▶ [INSTRUCTIONS TO FOLLOW]:
Retype the whole listing verbatim and keep the pictures out of it.

____ EXTRACTED ENTRIES

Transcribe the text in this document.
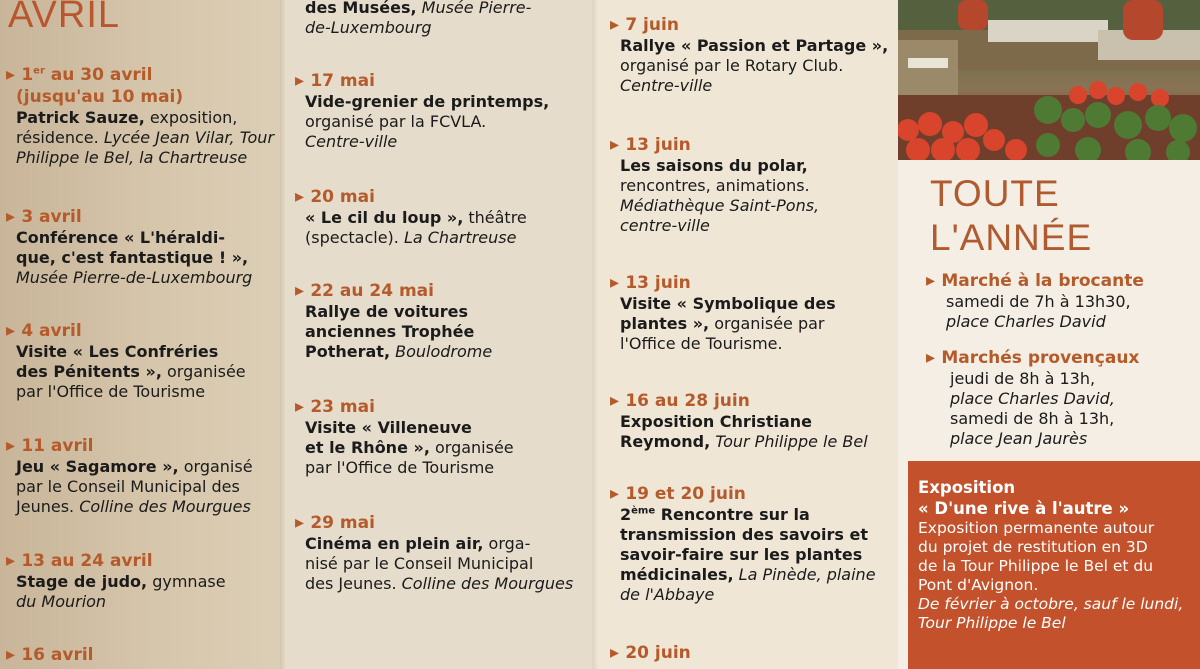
AVRIL
▸ 1er au 30 avril
(jusqu'au 10 mai)
Patrick Sauze, exposition,
résidence. Lycée Jean Vilar, Tour
Philippe le Bel, la Chartreuse
▸ 3 avril
Conférence « L'héraldi-
que, c'est fantastique ! »,
Musée Pierre-de-Luxembourg
▸ 4 avril
Visite « Les Confréries
des Pénitents », organisée
par l'Office de Tourisme
▸ 11 avril
Jeu « Sagamore », organisé
par le Conseil Municipal des
Jeunes. Colline des Mourgues
▸ 13 au 24 avril
Stage de judo, gymnase
du Mourion
▸ 16 avril
des Musées, Musée Pierre-
de-Luxembourg
▸ 17 mai
Vide-grenier de printemps,
organisé par la FCVLA.
Centre-ville
▸ 20 mai
« Le cil du loup », théâtre
(spectacle). La Chartreuse
▸ 22 au 24 mai
Rallye de voitures
anciennes Trophée
Potherat, Boulodrome
▸ 23 mai
Visite « Villeneuve
et le Rhône », organisée
par l'Office de Tourisme
▸ 29 mai
Cinéma en plein air, orga-
nisé par le Conseil Municipal
des Jeunes. Colline des Mourgues
▸ 7 juin
Rallye « Passion et Partage »,
organisé par le Rotary Club.
Centre-ville
▸ 13 juin
Les saisons du polar,
rencontres, animations.
Médiathèque Saint-Pons,
centre-ville
▸ 13 juin
Visite « Symbolique des
plantes », organisée par
l'Office de Tourisme.
▸ 16 au 28 juin
Exposition Christiane
Reymond, Tour Philippe le Bel
▸ 19 et 20 juin
2ème Rencontre sur la
transmission des savoirs et
savoir-faire sur les plantes
médicinales, La Pinède, plaine
de l'Abbaye
▸ 20 juin
TOUTE
L'ANNÉE
▸ Marché à la brocante
samedi de 7h à 13h30,
place Charles David
▸ Marchés provençaux
jeudi de 8h à 13h,
place Charles David,
samedi de 8h à 13h,
place Jean Jaurès
Exposition
« D'une rive à l'autre »
Exposition permanente autour
du projet de restitution en 3D
de la Tour Philippe le Bel et du
Pont d'Avignon.
De février à octobre, sauf le lundi,
Tour Philippe le Bel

________

▶ [EXPECTED OUTPUT]:
Transcribe the text in this document.
AVRIL
▸ 1er au 30 avril
(jusqu'au 10 mai)
Patrick Sauze, exposition,
résidence. Lycée Jean Vilar, Tour
Philippe le Bel, la Chartreuse
▸ 3 avril
Conférence « L'héraldi-
que, c'est fantastique ! »,
Musée Pierre-de-Luxembourg
▸ 4 avril
Visite « Les Confréries
des Pénitents », organisée
par l'Office de Tourisme
▸ 11 avril
Jeu « Sagamore », organisé
par le Conseil Municipal des
Jeunes. Colline des Mourgues
▸ 13 au 24 avril
Stage de judo, gymnase
du Mourion
▸ 16 avril
des Musées, Musée Pierre-
de-Luxembourg
▸ 17 mai
Vide-grenier de printemps,
organisé par la FCVLA.
Centre-ville
▸ 20 mai
« Le cil du loup », théâtre
(spectacle). La Chartreuse
▸ 22 au 24 mai
Rallye de voitures
anciennes Trophée
Potherat, Boulodrome
▸ 23 mai
Visite « Villeneuve
et le Rhône », organisée
par l'Office de Tourisme
▸ 29 mai
Cinéma en plein air, orga-
nisé par le Conseil Municipal
des Jeunes. Colline des Mourgues
▸ 7 juin
Rallye « Passion et Partage »,
organisé par le Rotary Club.
Centre-ville
▸ 13 juin
Les saisons du polar,
rencontres, animations.
Médiathèque Saint-Pons,
centre-ville
▸ 13 juin
Visite « Symbolique des
plantes », organisée par
l'Office de Tourisme.
▸ 16 au 28 juin
Exposition Christiane
Reymond, Tour Philippe le Bel
▸ 19 et 20 juin
2ème Rencontre sur la
transmission des savoirs et
savoir-faire sur les plantes
médicinales, La Pinède, plaine
de l'Abbaye
▸ 20 juin
TOUTE
L'ANNÉE
▸ Marché à la brocante
samedi de 7h à 13h30,
place Charles David
▸ Marchés provençaux
jeudi de 8h à 13h,
place Charles David,
samedi de 8h à 13h,
place Jean Jaurès
Exposition
« D'une rive à l'autre »
Exposition permanente autour
du projet de restitution en 3D
de la Tour Philippe le Bel et du
Pont d'Avignon.
De février à octobre, sauf le lundi,
Tour Philippe le Bel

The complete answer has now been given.